* _TASK INPUT_:

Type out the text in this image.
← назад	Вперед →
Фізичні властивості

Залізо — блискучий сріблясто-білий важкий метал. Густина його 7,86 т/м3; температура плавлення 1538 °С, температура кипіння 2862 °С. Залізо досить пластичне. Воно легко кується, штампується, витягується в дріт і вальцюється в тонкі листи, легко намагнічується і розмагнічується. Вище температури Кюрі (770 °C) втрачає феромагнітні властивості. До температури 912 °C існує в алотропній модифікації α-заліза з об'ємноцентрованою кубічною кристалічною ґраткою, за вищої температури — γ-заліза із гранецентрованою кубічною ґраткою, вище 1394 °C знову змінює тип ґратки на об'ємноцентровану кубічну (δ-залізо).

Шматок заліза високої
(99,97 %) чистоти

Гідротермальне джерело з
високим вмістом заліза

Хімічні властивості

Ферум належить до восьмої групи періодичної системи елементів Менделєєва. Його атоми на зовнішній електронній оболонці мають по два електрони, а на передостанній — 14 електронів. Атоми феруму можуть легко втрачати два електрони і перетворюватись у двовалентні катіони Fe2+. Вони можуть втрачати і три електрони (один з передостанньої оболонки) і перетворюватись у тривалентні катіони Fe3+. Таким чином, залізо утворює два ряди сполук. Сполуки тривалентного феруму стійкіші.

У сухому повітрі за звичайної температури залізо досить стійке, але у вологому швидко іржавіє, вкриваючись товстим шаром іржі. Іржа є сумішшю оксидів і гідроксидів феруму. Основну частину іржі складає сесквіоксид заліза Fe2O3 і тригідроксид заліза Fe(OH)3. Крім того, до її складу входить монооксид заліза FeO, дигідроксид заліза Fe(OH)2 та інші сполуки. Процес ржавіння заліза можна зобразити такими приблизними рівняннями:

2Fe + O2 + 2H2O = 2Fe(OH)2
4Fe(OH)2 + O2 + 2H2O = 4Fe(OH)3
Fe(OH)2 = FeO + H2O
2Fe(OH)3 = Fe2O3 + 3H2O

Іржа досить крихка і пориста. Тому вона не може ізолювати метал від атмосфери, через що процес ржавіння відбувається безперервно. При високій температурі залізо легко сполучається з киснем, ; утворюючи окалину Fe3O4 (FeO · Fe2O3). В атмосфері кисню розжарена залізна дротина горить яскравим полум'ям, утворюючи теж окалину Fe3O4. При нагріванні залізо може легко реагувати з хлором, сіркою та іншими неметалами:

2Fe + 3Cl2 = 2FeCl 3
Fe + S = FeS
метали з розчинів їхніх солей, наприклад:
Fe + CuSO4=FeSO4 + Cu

* _EXERCISE BRIEF_: Restate each entry exactly, skipping none.

* _RESULT FOR THIS TASK_:
Type out the text in this image.
← назад	Вперед →
Фізичні властивості

Залізо — блискучий сріблясто-білий важкий метал. Густина його 7,86 т/м3; температура плавлення 1538 °С, температура кипіння 2862 °С. Залізо досить пластичне. Воно легко кується, штампується, витягується в дріт і вальцюється в тонкі листи, легко намагнічується і розмагнічується. Вище температури Кюрі (770 °C) втрачає феромагнітні властивості. До температури 912 °C існує в алотропній модифікації α-заліза з об'ємноцентрованою кубічною кристалічною ґраткою, за вищої температури — γ-заліза із гранецентрованою кубічною ґраткою, вище 1394 °C знову змінює тип ґратки на об'ємноцентровану кубічну (δ-залізо).

Шматок заліза високої
(99,97 %) чистоти

Гідротермальне джерело з
високим вмістом заліза

Хімічні властивості

Ферум належить до восьмої групи періодичної системи елементів Менделєєва. Його атоми на зовнішній електронній оболонці мають по два електрони, а на передостанній — 14 електронів. Атоми феруму можуть легко втрачати два електрони і перетворюватись у двовалентні катіони Fe2+. Вони можуть втрачати і три електрони (один з передостанньої оболонки) і перетворюватись у тривалентні катіони Fe3+. Таким чином, залізо утворює два ряди сполук. Сполуки тривалентного феруму стійкіші.

У сухому повітрі за звичайної температури залізо досить стійке, але у вологому швидко іржавіє, вкриваючись товстим шаром іржі. Іржа є сумішшю оксидів і гідроксидів феруму. Основну частину іржі складає сесквіоксид заліза Fe2O3 і тригідроксид заліза Fe(OH)3. Крім того, до її складу входить монооксид заліза FeO, дигідроксид заліза Fe(OH)2 та інші сполуки. Процес ржавіння заліза можна зобразити такими приблизними рівняннями:

2Fe + O2 + 2H2O = 2Fe(OH)2
4Fe(OH)2 + O2 + 2H2O = 4Fe(OH)3
Fe(OH)2 = FeO + H2O
2Fe(OH)3 = Fe2O3 + 3H2O

Іржа досить крихка і пориста. Тому вона не може ізолювати метал від атмосфери, через що процес ржавіння відбувається безперервно. При високій температурі залізо легко сполучається з киснем, ; утворюючи окалину Fe3O4 (FeO · Fe2O3). В атмосфері кисню розжарена залізна дротина горить яскравим полум'ям, утворюючи теж окалину Fe3O4. При нагріванні залізо може легко реагувати з хлором, сіркою та іншими неметалами:

2Fe + 3Cl2 = 2FeCl 3
Fe + S = FeS
метали з розчинів їхніх солей, наприклад:
Fe + CuSO4=FeSO4 + Cu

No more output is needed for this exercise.